-- BEGIN --

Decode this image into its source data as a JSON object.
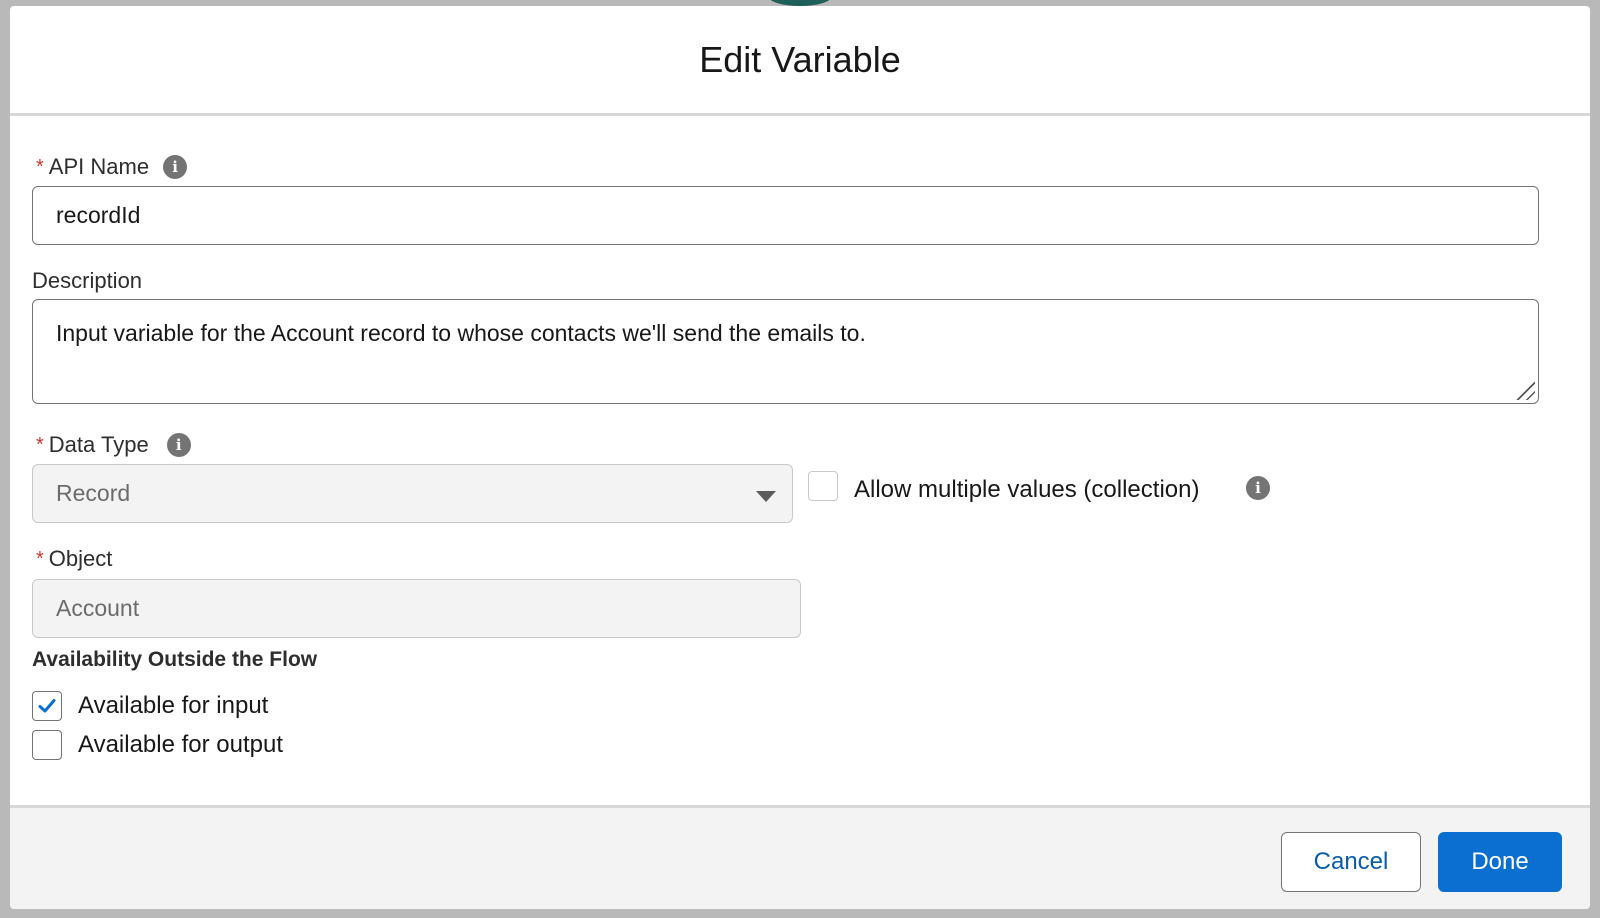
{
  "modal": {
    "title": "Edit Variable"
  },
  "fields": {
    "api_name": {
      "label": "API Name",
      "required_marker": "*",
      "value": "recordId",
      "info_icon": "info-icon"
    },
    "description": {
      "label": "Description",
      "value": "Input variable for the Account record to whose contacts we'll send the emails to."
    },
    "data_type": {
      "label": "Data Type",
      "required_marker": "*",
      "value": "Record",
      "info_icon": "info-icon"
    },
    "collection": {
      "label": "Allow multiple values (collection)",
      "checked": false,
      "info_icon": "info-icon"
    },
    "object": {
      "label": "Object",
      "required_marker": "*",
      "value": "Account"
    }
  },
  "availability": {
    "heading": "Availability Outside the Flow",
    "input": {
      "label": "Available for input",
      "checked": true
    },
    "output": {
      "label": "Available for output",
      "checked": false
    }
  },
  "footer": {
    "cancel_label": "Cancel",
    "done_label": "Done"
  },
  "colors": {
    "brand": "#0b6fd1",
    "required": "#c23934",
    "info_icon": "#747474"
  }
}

-- END --
-- BEGIN --

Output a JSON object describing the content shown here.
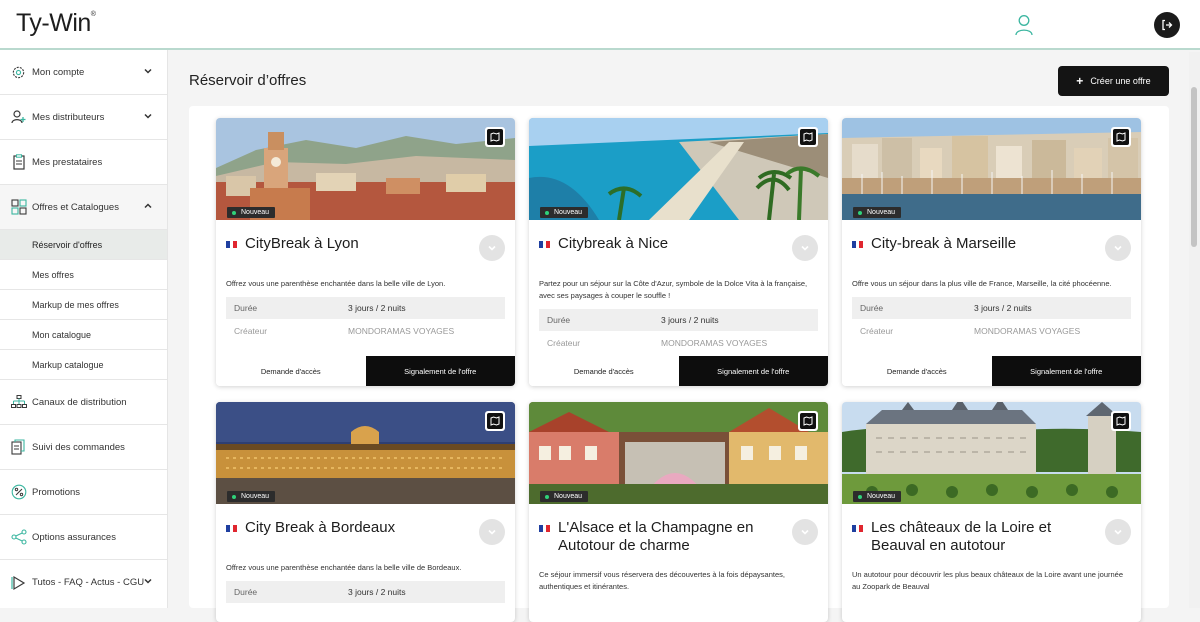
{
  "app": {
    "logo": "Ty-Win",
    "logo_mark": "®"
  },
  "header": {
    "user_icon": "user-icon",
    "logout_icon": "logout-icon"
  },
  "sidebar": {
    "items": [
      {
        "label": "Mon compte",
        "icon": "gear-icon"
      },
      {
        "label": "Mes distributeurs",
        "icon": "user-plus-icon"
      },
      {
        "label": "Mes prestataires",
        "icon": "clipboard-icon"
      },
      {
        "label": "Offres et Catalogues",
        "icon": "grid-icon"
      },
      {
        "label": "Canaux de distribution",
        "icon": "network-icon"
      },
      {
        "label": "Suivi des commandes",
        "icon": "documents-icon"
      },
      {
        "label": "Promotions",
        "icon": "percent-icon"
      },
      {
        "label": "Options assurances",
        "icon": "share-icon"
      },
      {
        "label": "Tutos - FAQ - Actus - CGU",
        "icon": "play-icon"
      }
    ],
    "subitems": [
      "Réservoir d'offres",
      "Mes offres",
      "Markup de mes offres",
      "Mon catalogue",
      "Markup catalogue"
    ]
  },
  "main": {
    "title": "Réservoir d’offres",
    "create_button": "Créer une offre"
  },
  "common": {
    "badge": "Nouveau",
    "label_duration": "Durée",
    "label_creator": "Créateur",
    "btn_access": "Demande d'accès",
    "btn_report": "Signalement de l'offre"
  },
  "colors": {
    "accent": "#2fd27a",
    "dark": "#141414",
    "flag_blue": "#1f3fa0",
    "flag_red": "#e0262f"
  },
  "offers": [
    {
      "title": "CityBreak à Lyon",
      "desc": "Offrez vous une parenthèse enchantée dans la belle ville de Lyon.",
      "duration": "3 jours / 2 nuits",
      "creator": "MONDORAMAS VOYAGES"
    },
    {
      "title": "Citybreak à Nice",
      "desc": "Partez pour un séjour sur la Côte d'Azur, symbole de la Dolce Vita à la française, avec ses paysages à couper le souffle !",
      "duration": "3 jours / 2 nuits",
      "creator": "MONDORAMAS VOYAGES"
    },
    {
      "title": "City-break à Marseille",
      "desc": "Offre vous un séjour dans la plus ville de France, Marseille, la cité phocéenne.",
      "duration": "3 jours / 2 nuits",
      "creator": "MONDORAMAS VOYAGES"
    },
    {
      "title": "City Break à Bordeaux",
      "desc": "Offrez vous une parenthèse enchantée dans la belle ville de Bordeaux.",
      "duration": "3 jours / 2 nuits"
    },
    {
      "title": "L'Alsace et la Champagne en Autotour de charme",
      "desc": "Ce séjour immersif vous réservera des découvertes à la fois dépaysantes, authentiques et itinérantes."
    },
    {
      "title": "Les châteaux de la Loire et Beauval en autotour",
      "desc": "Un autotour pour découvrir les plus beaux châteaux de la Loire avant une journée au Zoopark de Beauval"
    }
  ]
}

-- END --

▶ **Problem statement**
Identify lines with the string "user". Copy each one.

▶ **Solution to the exercise**
    "user_icon": "user-icon",
        "icon": "user-plus-icon"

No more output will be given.